Stated goal :: Find the line containing "Serialize everything readable" in the listing below; reproduce it and every line after, exactly. Skip pictures.

Material supplied ::
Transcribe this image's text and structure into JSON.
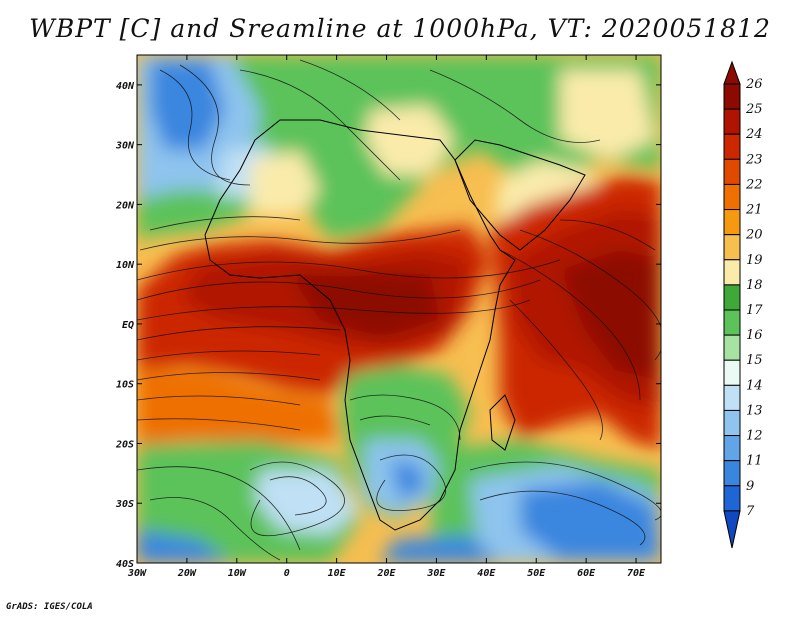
{
  "title": "WBPT [C] and Sreamline at 1000hPa, VT: 2020051812",
  "credit": "GrADS: IGES/COLA",
  "map": {
    "lon_ticks": [
      "30W",
      "20W",
      "10W",
      "0",
      "10E",
      "20E",
      "30E",
      "40E",
      "50E",
      "60E",
      "70E"
    ],
    "lat_ticks": [
      "40N",
      "30N",
      "20N",
      "10N",
      "EQ",
      "10S",
      "20S",
      "30S",
      "40S"
    ],
    "lon_range": [
      -30,
      75
    ],
    "lat_range": [
      -40,
      45
    ]
  },
  "colorbar": {
    "levels": [
      "26",
      "25",
      "24",
      "23",
      "22",
      "21",
      "20",
      "19",
      "18",
      "17",
      "16",
      "15",
      "14",
      "13",
      "12",
      "11",
      "9",
      "7"
    ],
    "colors": [
      "#8c0a00",
      "#b01400",
      "#cc2800",
      "#e04a00",
      "#ee7000",
      "#f59a10",
      "#f7be50",
      "#faebab",
      "#3ea838",
      "#5cc25a",
      "#a6e2a2",
      "#ecfaf5",
      "#bfe0f5",
      "#8ec4ee",
      "#62a4e8",
      "#3a86df",
      "#1e66d6",
      "#1048c2"
    ]
  }
}
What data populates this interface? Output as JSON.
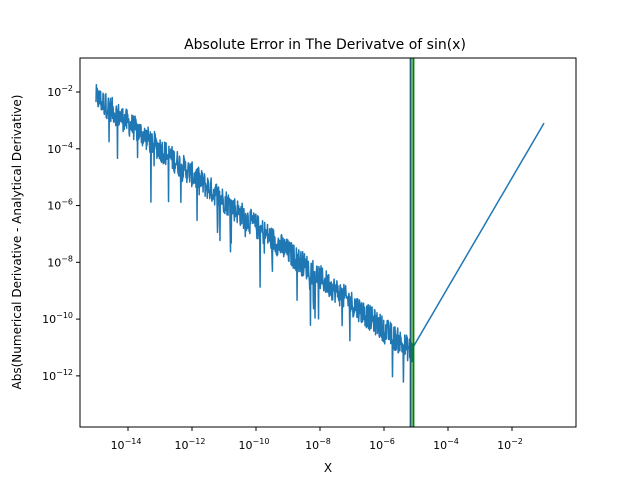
{
  "chart_data": {
    "type": "line",
    "title": "Absolute Error in The Derivatve of sin(x)",
    "xlabel": "X",
    "ylabel": "Abs(Numerical Derivative - Analytical Derivative)",
    "x_scale": "log",
    "y_scale": "log",
    "xlim": [
      3.16e-16,
      1.0
    ],
    "ylim": [
      1.58e-14,
      0.158
    ],
    "x_ticks": [
      {
        "value": 1e-14,
        "base": "10",
        "exp": "−14"
      },
      {
        "value": 1e-12,
        "base": "10",
        "exp": "−12"
      },
      {
        "value": 1e-10,
        "base": "10",
        "exp": "−10"
      },
      {
        "value": 1e-08,
        "base": "10",
        "exp": "−8"
      },
      {
        "value": 1e-06,
        "base": "10",
        "exp": "−6"
      },
      {
        "value": 0.0001,
        "base": "10",
        "exp": "−4"
      },
      {
        "value": 0.01,
        "base": "10",
        "exp": "−2"
      }
    ],
    "y_ticks": [
      {
        "value": 1e-12,
        "base": "10",
        "exp": "−12"
      },
      {
        "value": 1e-10,
        "base": "10",
        "exp": "−10"
      },
      {
        "value": 1e-08,
        "base": "10",
        "exp": "−8"
      },
      {
        "value": 1e-06,
        "base": "10",
        "exp": "−6"
      },
      {
        "value": 0.0001,
        "base": "10",
        "exp": "−4"
      },
      {
        "value": 0.01,
        "base": "10",
        "exp": "−2"
      }
    ],
    "grid": false,
    "series": [
      {
        "color": "#1f77b4",
        "x_range": [
          1e-15,
          0.1
        ],
        "noisy_trend": {
          "x_end": 8e-06,
          "y_at_start": 0.01,
          "y_at_end": 1e-11
        },
        "smooth_trend": {
          "x_start": 8e-06,
          "y_at_start": 1e-11,
          "y_at_end": 0.0008
        }
      }
    ],
    "vlines": [
      {
        "x": 6.8e-06,
        "color": "#1f5f7a"
      },
      {
        "x": 8.3e-06,
        "color": "#008000"
      }
    ]
  }
}
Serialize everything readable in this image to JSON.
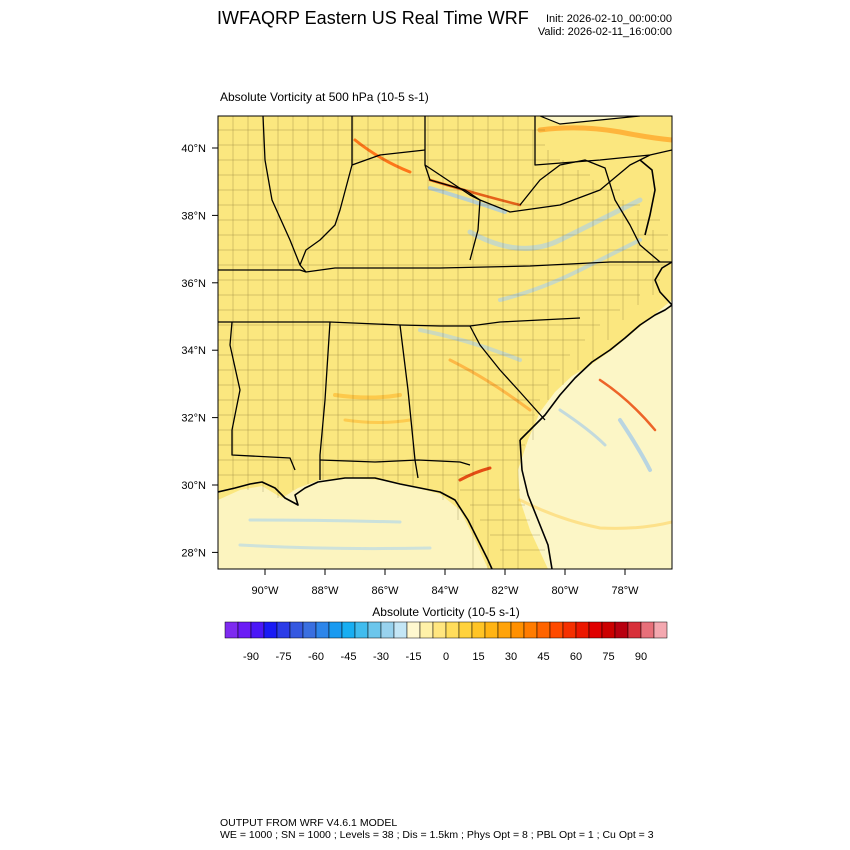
{
  "header": {
    "title": "IWFAQRP Eastern US Real Time WRF",
    "init": "Init: 2026-02-10_00:00:00",
    "valid": "Valid: 2026-02-11_16:00:00"
  },
  "map": {
    "field_title": "Absolute Vorticity at 500 hPa   (10-5 s-1)",
    "lat_labels": [
      "40°N",
      "38°N",
      "36°N",
      "34°N",
      "32°N",
      "30°N",
      "28°N"
    ],
    "lon_labels": [
      "90°W",
      "88°W",
      "86°W",
      "84°W",
      "82°W",
      "80°W",
      "78°W"
    ],
    "background_color": "#fbe77f",
    "ocean_color": "#fcf6c6"
  },
  "colorbar": {
    "title": "Absolute Vorticity  (10-5 s-1)",
    "tick_labels": [
      "-90",
      "-75",
      "-60",
      "-45",
      "-30",
      "-15",
      "0",
      "15",
      "30",
      "45",
      "60",
      "75",
      "90"
    ],
    "colors": [
      "#7e2bf0",
      "#6a1bf5",
      "#4b17f7",
      "#1a1af5",
      "#2b3ce8",
      "#3558e0",
      "#3a6fe0",
      "#2e86ea",
      "#1a9af0",
      "#18aef2",
      "#40bcee",
      "#6cc6ec",
      "#98d2ee",
      "#c4e6f6",
      "#fff8d0",
      "#fff1a8",
      "#ffe680",
      "#ffdd5c",
      "#ffd23c",
      "#ffc425",
      "#ffb414",
      "#ffa30a",
      "#ff9000",
      "#ff7c00",
      "#ff6400",
      "#ff4a00",
      "#f53000",
      "#ec1800",
      "#e00000",
      "#cc0000",
      "#b80010",
      "#d8303a",
      "#e8707a",
      "#f4a8b0"
    ]
  },
  "footer": {
    "line1": "OUTPUT FROM WRF V4.6.1 MODEL",
    "line2": "WE = 1000 ; SN = 1000 ; Levels = 38 ; Dis = 1.5km ; Phys Opt = 8 ; PBL Opt = 1 ; Cu Opt = 3"
  }
}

Result for this task ::
Serialize everything readable in this image to JSON.
{
  "header": {
    "title": "IWFAQRP Eastern US Real Time WRF",
    "init": "Init: 2026-02-10_00:00:00",
    "valid": "Valid: 2026-02-11_16:00:00"
  },
  "map": {
    "field_title": "Absolute Vorticity at 500 hPa   (10-5 s-1)",
    "lat_labels": [
      "40°N",
      "38°N",
      "36°N",
      "34°N",
      "32°N",
      "30°N",
      "28°N"
    ],
    "lon_labels": [
      "90°W",
      "88°W",
      "86°W",
      "84°W",
      "82°W",
      "80°W",
      "78°W"
    ],
    "background_color": "#fbe77f",
    "ocean_color": "#fcf6c6"
  },
  "colorbar": {
    "title": "Absolute Vorticity  (10-5 s-1)",
    "tick_labels": [
      "-90",
      "-75",
      "-60",
      "-45",
      "-30",
      "-15",
      "0",
      "15",
      "30",
      "45",
      "60",
      "75",
      "90"
    ],
    "colors": [
      "#7e2bf0",
      "#6a1bf5",
      "#4b17f7",
      "#1a1af5",
      "#2b3ce8",
      "#3558e0",
      "#3a6fe0",
      "#2e86ea",
      "#1a9af0",
      "#18aef2",
      "#40bcee",
      "#6cc6ec",
      "#98d2ee",
      "#c4e6f6",
      "#fff8d0",
      "#fff1a8",
      "#ffe680",
      "#ffdd5c",
      "#ffd23c",
      "#ffc425",
      "#ffb414",
      "#ffa30a",
      "#ff9000",
      "#ff7c00",
      "#ff6400",
      "#ff4a00",
      "#f53000",
      "#ec1800",
      "#e00000",
      "#cc0000",
      "#b80010",
      "#d8303a",
      "#e8707a",
      "#f4a8b0"
    ]
  },
  "footer": {
    "line1": "OUTPUT FROM WRF V4.6.1 MODEL",
    "line2": "WE = 1000 ; SN = 1000 ; Levels = 38 ; Dis = 1.5km ; Phys Opt = 8 ; PBL Opt = 1 ; Cu Opt = 3"
  }
}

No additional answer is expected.